> _EXERCISE BRIEF_:
Render every entry verbatim.
══ LISTED ENTRIES
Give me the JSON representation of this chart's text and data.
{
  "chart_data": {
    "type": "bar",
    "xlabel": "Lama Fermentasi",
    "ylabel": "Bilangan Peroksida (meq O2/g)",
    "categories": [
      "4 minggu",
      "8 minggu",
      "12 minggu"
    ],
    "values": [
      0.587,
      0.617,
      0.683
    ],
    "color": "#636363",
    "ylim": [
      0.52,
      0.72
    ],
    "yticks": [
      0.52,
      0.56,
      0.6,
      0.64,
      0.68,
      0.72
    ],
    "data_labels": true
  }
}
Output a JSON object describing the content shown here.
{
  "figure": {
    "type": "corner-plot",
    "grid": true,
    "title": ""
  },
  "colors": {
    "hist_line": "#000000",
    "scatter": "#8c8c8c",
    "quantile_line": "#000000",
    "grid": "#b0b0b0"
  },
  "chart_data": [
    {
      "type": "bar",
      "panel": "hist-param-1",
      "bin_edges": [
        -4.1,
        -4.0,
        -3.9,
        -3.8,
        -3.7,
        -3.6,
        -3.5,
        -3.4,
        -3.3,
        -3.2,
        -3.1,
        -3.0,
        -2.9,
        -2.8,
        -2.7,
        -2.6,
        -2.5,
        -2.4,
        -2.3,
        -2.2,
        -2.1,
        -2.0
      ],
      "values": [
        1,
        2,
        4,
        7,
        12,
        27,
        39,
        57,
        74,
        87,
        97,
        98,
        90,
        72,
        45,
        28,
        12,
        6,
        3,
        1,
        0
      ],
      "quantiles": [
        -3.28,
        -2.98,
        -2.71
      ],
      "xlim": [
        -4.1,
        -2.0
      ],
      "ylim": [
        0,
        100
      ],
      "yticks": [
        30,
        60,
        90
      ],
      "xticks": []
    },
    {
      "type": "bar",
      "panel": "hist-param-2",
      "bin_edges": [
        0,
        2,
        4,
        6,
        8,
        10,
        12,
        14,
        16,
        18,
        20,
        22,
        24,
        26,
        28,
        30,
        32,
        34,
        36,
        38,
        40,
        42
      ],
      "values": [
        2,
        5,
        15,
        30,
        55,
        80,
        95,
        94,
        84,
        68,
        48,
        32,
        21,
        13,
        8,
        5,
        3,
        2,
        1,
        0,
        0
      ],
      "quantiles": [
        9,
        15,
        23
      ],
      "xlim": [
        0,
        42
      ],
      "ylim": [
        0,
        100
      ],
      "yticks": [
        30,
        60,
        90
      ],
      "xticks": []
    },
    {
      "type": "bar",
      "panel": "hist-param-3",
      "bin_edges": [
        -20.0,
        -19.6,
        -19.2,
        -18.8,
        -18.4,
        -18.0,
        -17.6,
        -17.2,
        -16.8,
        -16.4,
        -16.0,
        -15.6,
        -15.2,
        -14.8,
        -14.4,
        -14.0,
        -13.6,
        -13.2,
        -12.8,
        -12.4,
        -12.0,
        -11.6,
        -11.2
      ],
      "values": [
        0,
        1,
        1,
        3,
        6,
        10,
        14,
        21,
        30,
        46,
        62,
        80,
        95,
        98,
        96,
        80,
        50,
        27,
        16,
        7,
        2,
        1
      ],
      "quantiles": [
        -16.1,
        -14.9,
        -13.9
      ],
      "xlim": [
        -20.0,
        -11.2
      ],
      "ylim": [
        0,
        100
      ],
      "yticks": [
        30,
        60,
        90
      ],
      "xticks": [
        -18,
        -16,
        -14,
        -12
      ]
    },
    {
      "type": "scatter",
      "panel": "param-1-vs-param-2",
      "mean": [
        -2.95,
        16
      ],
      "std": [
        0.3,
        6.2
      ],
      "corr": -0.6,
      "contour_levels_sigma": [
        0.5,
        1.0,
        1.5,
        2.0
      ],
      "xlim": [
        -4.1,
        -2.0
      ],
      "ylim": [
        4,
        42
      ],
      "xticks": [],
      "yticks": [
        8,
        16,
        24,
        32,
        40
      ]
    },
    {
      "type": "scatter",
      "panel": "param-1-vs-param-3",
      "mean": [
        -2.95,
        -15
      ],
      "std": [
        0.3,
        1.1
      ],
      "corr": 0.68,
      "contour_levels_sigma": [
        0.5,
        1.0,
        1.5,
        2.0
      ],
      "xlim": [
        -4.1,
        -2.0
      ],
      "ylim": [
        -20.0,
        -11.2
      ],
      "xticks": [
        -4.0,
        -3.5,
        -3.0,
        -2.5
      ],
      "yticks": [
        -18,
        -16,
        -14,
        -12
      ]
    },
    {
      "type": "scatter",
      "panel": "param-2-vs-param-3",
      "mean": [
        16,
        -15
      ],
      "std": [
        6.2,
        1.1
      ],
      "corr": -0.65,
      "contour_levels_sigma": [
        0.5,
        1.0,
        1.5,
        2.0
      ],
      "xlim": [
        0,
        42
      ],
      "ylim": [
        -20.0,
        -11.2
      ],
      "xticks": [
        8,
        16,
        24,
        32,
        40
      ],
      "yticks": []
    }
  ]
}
════
> _THE SOLUTION_:
Give me the JSON representation of this chart's text and data.
{
  "chart_data": {
    "type": "bar",
    "xlabel": "Lama Fermentasi",
    "ylabel": "Bilangan Peroksida (meq O2/g)",
    "categories": [
      "4 minggu",
      "8 minggu",
      "12 minggu"
    ],
    "values": [
      0.587,
      0.617,
      0.683
    ],
    "color": "#636363",
    "ylim": [
      0.52,
      0.72
    ],
    "yticks": [
      0.52,
      0.56,
      0.6,
      0.64,
      0.68,
      0.72
    ],
    "data_labels": true
  }
}
Output a JSON object describing the content shown here.
{
  "figure": {
    "type": "corner-plot",
    "grid": true,
    "title": ""
  },
  "colors": {
    "hist_line": "#000000",
    "scatter": "#8c8c8c",
    "quantile_line": "#000000",
    "grid": "#b0b0b0"
  },
  "chart_data": [
    {
      "type": "bar",
      "panel": "hist-param-1",
      "bin_edges": [
        -4.1,
        -4.0,
        -3.9,
        -3.8,
        -3.7,
        -3.6,
        -3.5,
        -3.4,
        -3.3,
        -3.2,
        -3.1,
        -3.0,
        -2.9,
        -2.8,
        -2.7,
        -2.6,
        -2.5,
        -2.4,
        -2.3,
        -2.2,
        -2.1,
        -2.0
      ],
      "values": [
        1,
        2,
        4,
        7,
        12,
        27,
        39,
        57,
        74,
        87,
        97,
        98,
        90,
        72,
        45,
        28,
        12,
        6,
        3,
        1,
        0
      ],
      "quantiles": [
        -3.28,
        -2.98,
        -2.71
      ],
      "xlim": [
        -4.1,
        -2.0
      ],
      "ylim": [
        0,
        100
      ],
      "yticks": [
        30,
        60,
        90
      ],
      "xticks": []
    },
    {
      "type": "bar",
      "panel": "hist-param-2",
      "bin_edges": [
        0,
        2,
        4,
        6,
        8,
        10,
        12,
        14,
        16,
        18,
        20,
        22,
        24,
        26,
        28,
        30,
        32,
        34,
        36,
        38,
        40,
        42
      ],
      "values": [
        2,
        5,
        15,
        30,
        55,
        80,
        95,
        94,
        84,
        68,
        48,
        32,
        21,
        13,
        8,
        5,
        3,
        2,
        1,
        0,
        0
      ],
      "quantiles": [
        9,
        15,
        23
      ],
      "xlim": [
        0,
        42
      ],
      "ylim": [
        0,
        100
      ],
      "yticks": [
        30,
        60,
        90
      ],
      "xticks": []
    },
    {
      "type": "bar",
      "panel": "hist-param-3",
      "bin_edges": [
        -20.0,
        -19.6,
        -19.2,
        -18.8,
        -18.4,
        -18.0,
        -17.6,
        -17.2,
        -16.8,
        -16.4,
        -16.0,
        -15.6,
        -15.2,
        -14.8,
        -14.4,
        -14.0,
        -13.6,
        -13.2,
        -12.8,
        -12.4,
        -12.0,
        -11.6,
        -11.2
      ],
      "values": [
        0,
        1,
        1,
        3,
        6,
        10,
        14,
        21,
        30,
        46,
        62,
        80,
        95,
        98,
        96,
        80,
        50,
        27,
        16,
        7,
        2,
        1
      ],
      "quantiles": [
        -16.1,
        -14.9,
        -13.9
      ],
      "xlim": [
        -20.0,
        -11.2
      ],
      "ylim": [
        0,
        100
      ],
      "yticks": [
        30,
        60,
        90
      ],
      "xticks": [
        -18,
        -16,
        -14,
        -12
      ]
    },
    {
      "type": "scatter",
      "panel": "param-1-vs-param-2",
      "mean": [
        -2.95,
        16
      ],
      "std": [
        0.3,
        6.2
      ],
      "corr": -0.6,
      "contour_levels_sigma": [
        0.5,
        1.0,
        1.5,
        2.0
      ],
      "xlim": [
        -4.1,
        -2.0
      ],
      "ylim": [
        4,
        42
      ],
      "xticks": [],
      "yticks": [
        8,
        16,
        24,
        32,
        40
      ]
    },
    {
      "type": "scatter",
      "panel": "param-1-vs-param-3",
      "mean": [
        -2.95,
        -15
      ],
      "std": [
        0.3,
        1.1
      ],
      "corr": 0.68,
      "contour_levels_sigma": [
        0.5,
        1.0,
        1.5,
        2.0
      ],
      "xlim": [
        -4.1,
        -2.0
      ],
      "ylim": [
        -20.0,
        -11.2
      ],
      "xticks": [
        -4.0,
        -3.5,
        -3.0,
        -2.5
      ],
      "yticks": [
        -18,
        -16,
        -14,
        -12
      ]
    },
    {
      "type": "scatter",
      "panel": "param-2-vs-param-3",
      "mean": [
        16,
        -15
      ],
      "std": [
        6.2,
        1.1
      ],
      "corr": -0.65,
      "contour_levels_sigma": [
        0.5,
        1.0,
        1.5,
        2.0
      ],
      "xlim": [
        0,
        42
      ],
      "ylim": [
        -20.0,
        -11.2
      ],
      "xticks": [
        8,
        16,
        24,
        32,
        40
      ],
      "yticks": []
    }
  ]
}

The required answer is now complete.